WORK TO COMPLETE
Report how many lines in the listing below include the word "posição". Write nothing besides the number.

·····

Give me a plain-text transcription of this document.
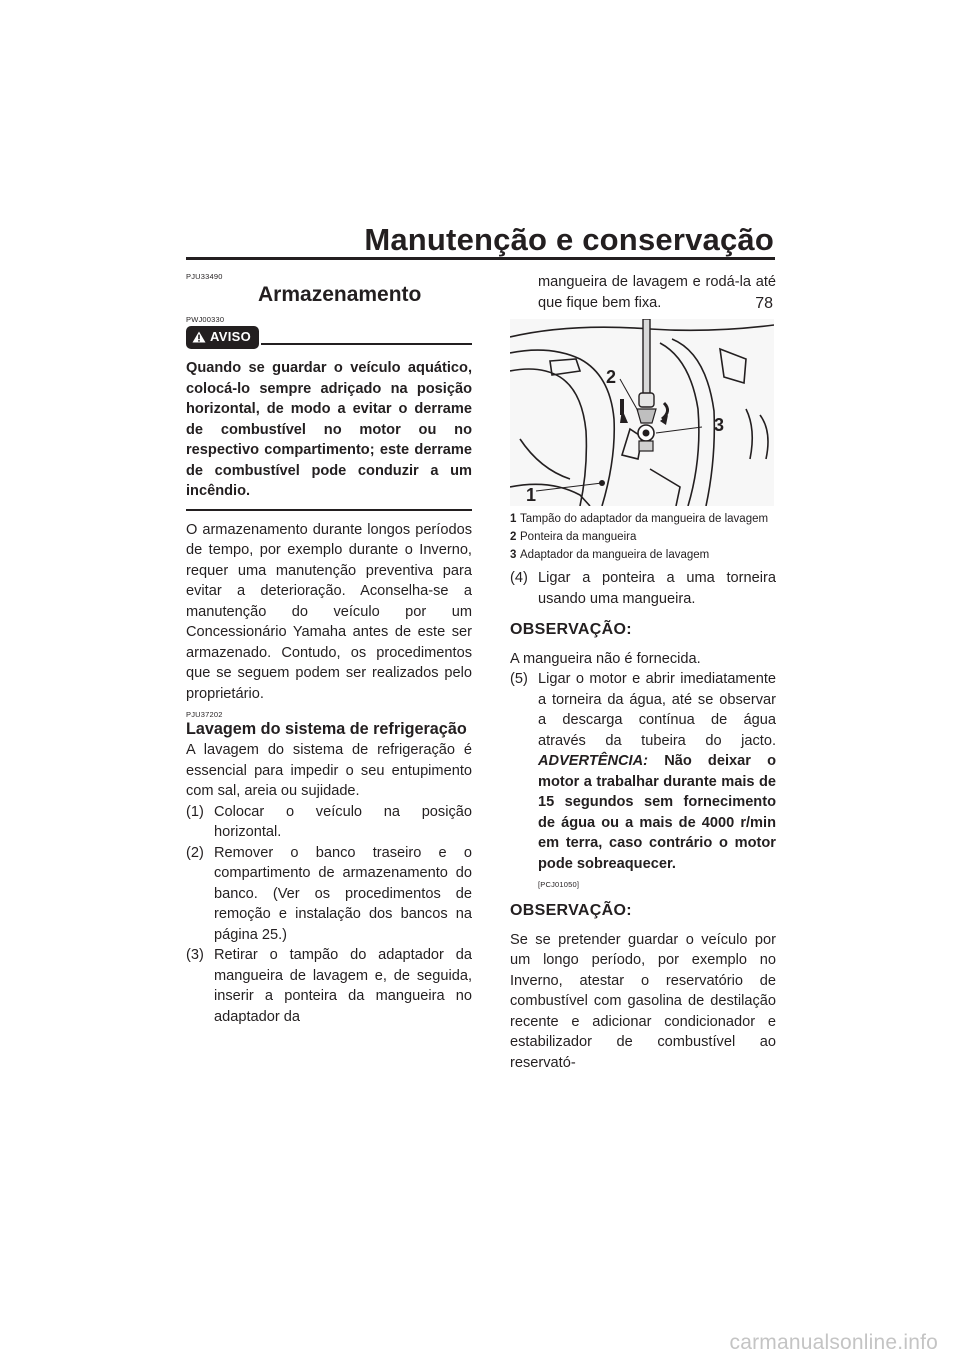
Manutenção e conservação
78
PJU33490
Armazenamento
PWJ00330
AVISO

Quando se guardar o veículo aquático, colocá-lo sempre adriçado na posição horizontal, de modo a evitar o derrame de combustível no motor ou no respectivo compartimento; este derrame de combustível pode conduzir a um incêndio.

O armazenamento durante longos períodos de tempo, por exemplo durante o Inverno, requer uma manutenção preventiva para evitar a deterioração. Aconselha-se a manutenção do veículo por um Concessionário Yamaha antes de este ser armazenado. Contudo, os procedimentos que se seguem podem ser realizados pelo proprietário.

PJU37202
Lavagem do sistema de refrigeração

A lavagem do sistema de refrigeração é essencial para impedir o seu entupimento com sal, areia ou sujidade.

(1) Colocar o veículo na posição horizontal.
(2) Remover o banco traseiro e o compartimento de armazenamento do banco. (Ver os procedimentos de remoção e instalação dos bancos na página 25.)
(3) Retirar o tampão do adaptador da mangueira de lavagem e, de seguida, inserir a ponteira da mangueira no adaptador da

mangueira de lavagem e rodá-la até que fique bem fixa.

1
2
3
1 Tampão do adaptador da mangueira de lavagem
2 Ponteira da mangueira
3 Adaptador da mangueira de lavagem
(4) Ligar a ponteira a uma torneira usando uma mangueira.
OBSERVAÇÃO:

A mangueira não é fornecida.

(5) Ligar o motor e abrir imediatamente a torneira da água, até se observar a descarga contínua de água através da tubeira do jacto. ADVERTÊNCIA: Não deixar o motor a trabalhar durante mais de 15 segundos sem fornecimento de água ou a mais de 4000 r/min em terra, caso contrário o motor pode sobreaquecer.
[PCJ01050]
OBSERVAÇÃO:

Se se pretender guardar o veículo por um longo período, por exemplo no Inverno, atestar o reservatório de combustível com gasolina de destilação recente e adicionar condicionador e estabilizador de combustível ao reservató-

carmanualsonline.info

·····

FULL OUTPUT
2